§ Excerpts from a figure dataset:
-- Begin --
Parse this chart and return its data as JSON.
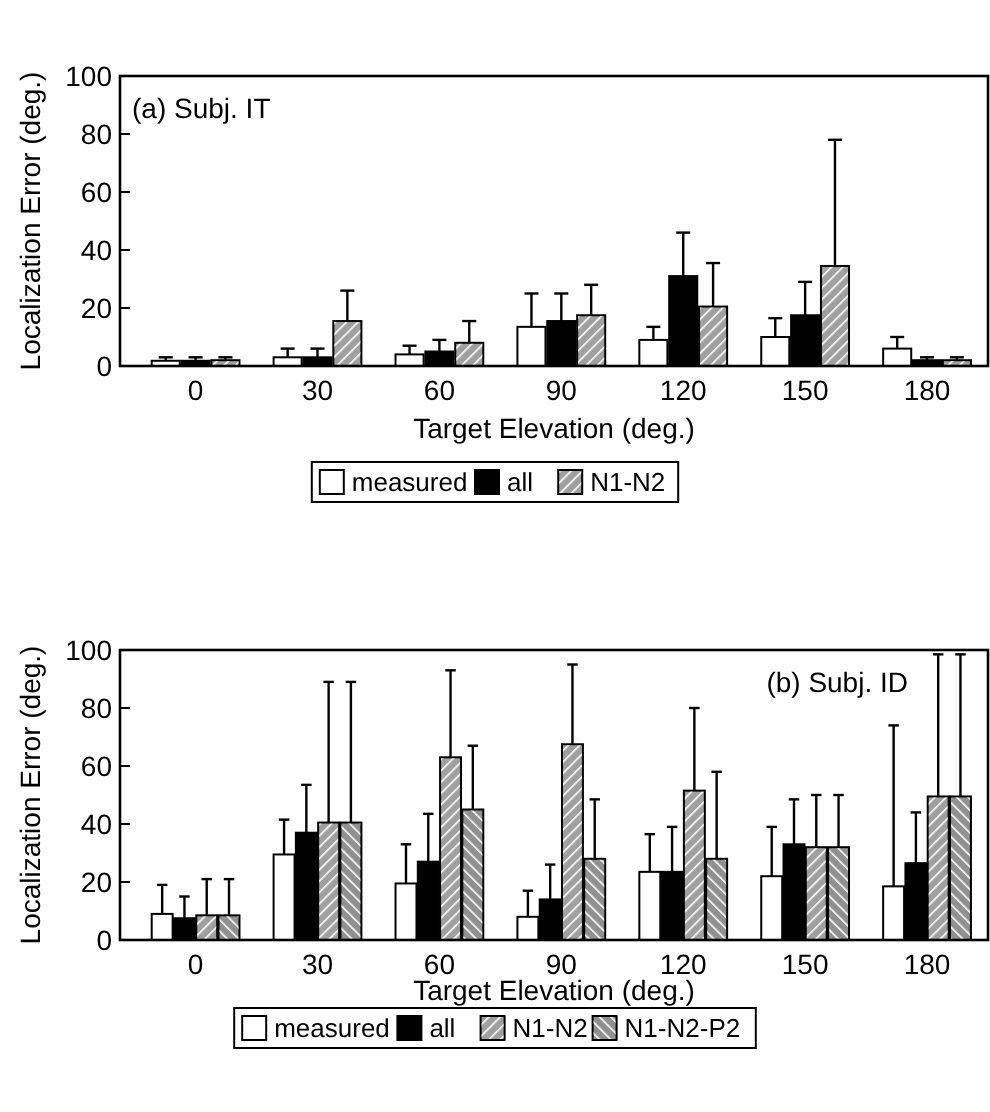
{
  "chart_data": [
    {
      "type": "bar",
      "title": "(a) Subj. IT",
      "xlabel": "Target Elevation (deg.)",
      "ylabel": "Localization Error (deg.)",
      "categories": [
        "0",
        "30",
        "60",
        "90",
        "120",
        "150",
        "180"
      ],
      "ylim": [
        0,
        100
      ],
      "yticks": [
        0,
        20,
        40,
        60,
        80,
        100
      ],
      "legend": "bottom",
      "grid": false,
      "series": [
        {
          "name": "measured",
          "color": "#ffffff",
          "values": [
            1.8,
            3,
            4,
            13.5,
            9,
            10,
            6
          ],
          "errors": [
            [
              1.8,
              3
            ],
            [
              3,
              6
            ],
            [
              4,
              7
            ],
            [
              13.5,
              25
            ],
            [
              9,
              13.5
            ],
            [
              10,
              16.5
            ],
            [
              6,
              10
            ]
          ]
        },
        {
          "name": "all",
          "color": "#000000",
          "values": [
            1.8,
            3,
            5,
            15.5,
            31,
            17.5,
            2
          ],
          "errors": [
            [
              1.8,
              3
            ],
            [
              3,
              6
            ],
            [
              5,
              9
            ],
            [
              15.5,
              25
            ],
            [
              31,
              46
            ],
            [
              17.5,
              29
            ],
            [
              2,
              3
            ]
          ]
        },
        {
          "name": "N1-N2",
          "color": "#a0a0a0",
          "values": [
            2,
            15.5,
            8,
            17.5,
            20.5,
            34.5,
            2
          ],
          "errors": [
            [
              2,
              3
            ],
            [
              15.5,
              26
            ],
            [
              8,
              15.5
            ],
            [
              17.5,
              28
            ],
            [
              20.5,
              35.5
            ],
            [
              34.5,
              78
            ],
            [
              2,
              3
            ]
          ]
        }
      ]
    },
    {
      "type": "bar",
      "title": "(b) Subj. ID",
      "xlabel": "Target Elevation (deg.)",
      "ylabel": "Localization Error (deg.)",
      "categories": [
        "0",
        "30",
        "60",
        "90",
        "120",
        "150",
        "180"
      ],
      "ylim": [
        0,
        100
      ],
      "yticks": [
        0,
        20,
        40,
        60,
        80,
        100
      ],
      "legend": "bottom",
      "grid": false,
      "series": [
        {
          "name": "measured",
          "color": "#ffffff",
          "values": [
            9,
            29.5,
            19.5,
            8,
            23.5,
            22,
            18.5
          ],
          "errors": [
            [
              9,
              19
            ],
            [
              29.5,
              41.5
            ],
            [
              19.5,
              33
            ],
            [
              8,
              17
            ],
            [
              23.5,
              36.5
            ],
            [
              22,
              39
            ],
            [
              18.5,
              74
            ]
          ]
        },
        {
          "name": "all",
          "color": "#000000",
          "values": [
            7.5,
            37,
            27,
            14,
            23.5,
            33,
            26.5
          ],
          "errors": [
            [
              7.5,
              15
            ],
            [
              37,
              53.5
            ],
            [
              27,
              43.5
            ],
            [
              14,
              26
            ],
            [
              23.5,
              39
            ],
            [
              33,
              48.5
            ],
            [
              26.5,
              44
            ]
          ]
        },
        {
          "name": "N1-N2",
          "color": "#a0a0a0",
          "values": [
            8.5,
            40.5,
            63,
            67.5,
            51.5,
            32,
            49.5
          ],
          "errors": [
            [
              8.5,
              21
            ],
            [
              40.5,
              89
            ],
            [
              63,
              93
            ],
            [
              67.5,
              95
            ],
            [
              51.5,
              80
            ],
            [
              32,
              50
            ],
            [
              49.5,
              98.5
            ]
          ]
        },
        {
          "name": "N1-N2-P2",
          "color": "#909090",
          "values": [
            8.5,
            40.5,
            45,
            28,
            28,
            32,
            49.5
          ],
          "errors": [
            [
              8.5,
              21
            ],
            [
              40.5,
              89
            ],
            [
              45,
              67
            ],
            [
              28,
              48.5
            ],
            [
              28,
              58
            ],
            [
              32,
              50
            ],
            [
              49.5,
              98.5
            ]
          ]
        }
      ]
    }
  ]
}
-- End --
§ Prompt: Your copy should repeat each entry above exactly but contain no pictures.

§ Answer to the exercise:
Parse this chart and return its data as JSON.
{
  "chart_data": [
    {
      "type": "bar",
      "title": "(a) Subj. IT",
      "xlabel": "Target Elevation (deg.)",
      "ylabel": "Localization Error (deg.)",
      "categories": [
        "0",
        "30",
        "60",
        "90",
        "120",
        "150",
        "180"
      ],
      "ylim": [
        0,
        100
      ],
      "yticks": [
        0,
        20,
        40,
        60,
        80,
        100
      ],
      "legend": "bottom",
      "grid": false,
      "series": [
        {
          "name": "measured",
          "color": "#ffffff",
          "values": [
            1.8,
            3,
            4,
            13.5,
            9,
            10,
            6
          ],
          "errors": [
            [
              1.8,
              3
            ],
            [
              3,
              6
            ],
            [
              4,
              7
            ],
            [
              13.5,
              25
            ],
            [
              9,
              13.5
            ],
            [
              10,
              16.5
            ],
            [
              6,
              10
            ]
          ]
        },
        {
          "name": "all",
          "color": "#000000",
          "values": [
            1.8,
            3,
            5,
            15.5,
            31,
            17.5,
            2
          ],
          "errors": [
            [
              1.8,
              3
            ],
            [
              3,
              6
            ],
            [
              5,
              9
            ],
            [
              15.5,
              25
            ],
            [
              31,
              46
            ],
            [
              17.5,
              29
            ],
            [
              2,
              3
            ]
          ]
        },
        {
          "name": "N1-N2",
          "color": "#a0a0a0",
          "values": [
            2,
            15.5,
            8,
            17.5,
            20.5,
            34.5,
            2
          ],
          "errors": [
            [
              2,
              3
            ],
            [
              15.5,
              26
            ],
            [
              8,
              15.5
            ],
            [
              17.5,
              28
            ],
            [
              20.5,
              35.5
            ],
            [
              34.5,
              78
            ],
            [
              2,
              3
            ]
          ]
        }
      ]
    },
    {
      "type": "bar",
      "title": "(b) Subj. ID",
      "xlabel": "Target Elevation (deg.)",
      "ylabel": "Localization Error (deg.)",
      "categories": [
        "0",
        "30",
        "60",
        "90",
        "120",
        "150",
        "180"
      ],
      "ylim": [
        0,
        100
      ],
      "yticks": [
        0,
        20,
        40,
        60,
        80,
        100
      ],
      "legend": "bottom",
      "grid": false,
      "series": [
        {
          "name": "measured",
          "color": "#ffffff",
          "values": [
            9,
            29.5,
            19.5,
            8,
            23.5,
            22,
            18.5
          ],
          "errors": [
            [
              9,
              19
            ],
            [
              29.5,
              41.5
            ],
            [
              19.5,
              33
            ],
            [
              8,
              17
            ],
            [
              23.5,
              36.5
            ],
            [
              22,
              39
            ],
            [
              18.5,
              74
            ]
          ]
        },
        {
          "name": "all",
          "color": "#000000",
          "values": [
            7.5,
            37,
            27,
            14,
            23.5,
            33,
            26.5
          ],
          "errors": [
            [
              7.5,
              15
            ],
            [
              37,
              53.5
            ],
            [
              27,
              43.5
            ],
            [
              14,
              26
            ],
            [
              23.5,
              39
            ],
            [
              33,
              48.5
            ],
            [
              26.5,
              44
            ]
          ]
        },
        {
          "name": "N1-N2",
          "color": "#a0a0a0",
          "values": [
            8.5,
            40.5,
            63,
            67.5,
            51.5,
            32,
            49.5
          ],
          "errors": [
            [
              8.5,
              21
            ],
            [
              40.5,
              89
            ],
            [
              63,
              93
            ],
            [
              67.5,
              95
            ],
            [
              51.5,
              80
            ],
            [
              32,
              50
            ],
            [
              49.5,
              98.5
            ]
          ]
        },
        {
          "name": "N1-N2-P2",
          "color": "#909090",
          "values": [
            8.5,
            40.5,
            45,
            28,
            28,
            32,
            49.5
          ],
          "errors": [
            [
              8.5,
              21
            ],
            [
              40.5,
              89
            ],
            [
              45,
              67
            ],
            [
              28,
              48.5
            ],
            [
              28,
              58
            ],
            [
              32,
              50
            ],
            [
              49.5,
              98.5
            ]
          ]
        }
      ]
    }
  ]
}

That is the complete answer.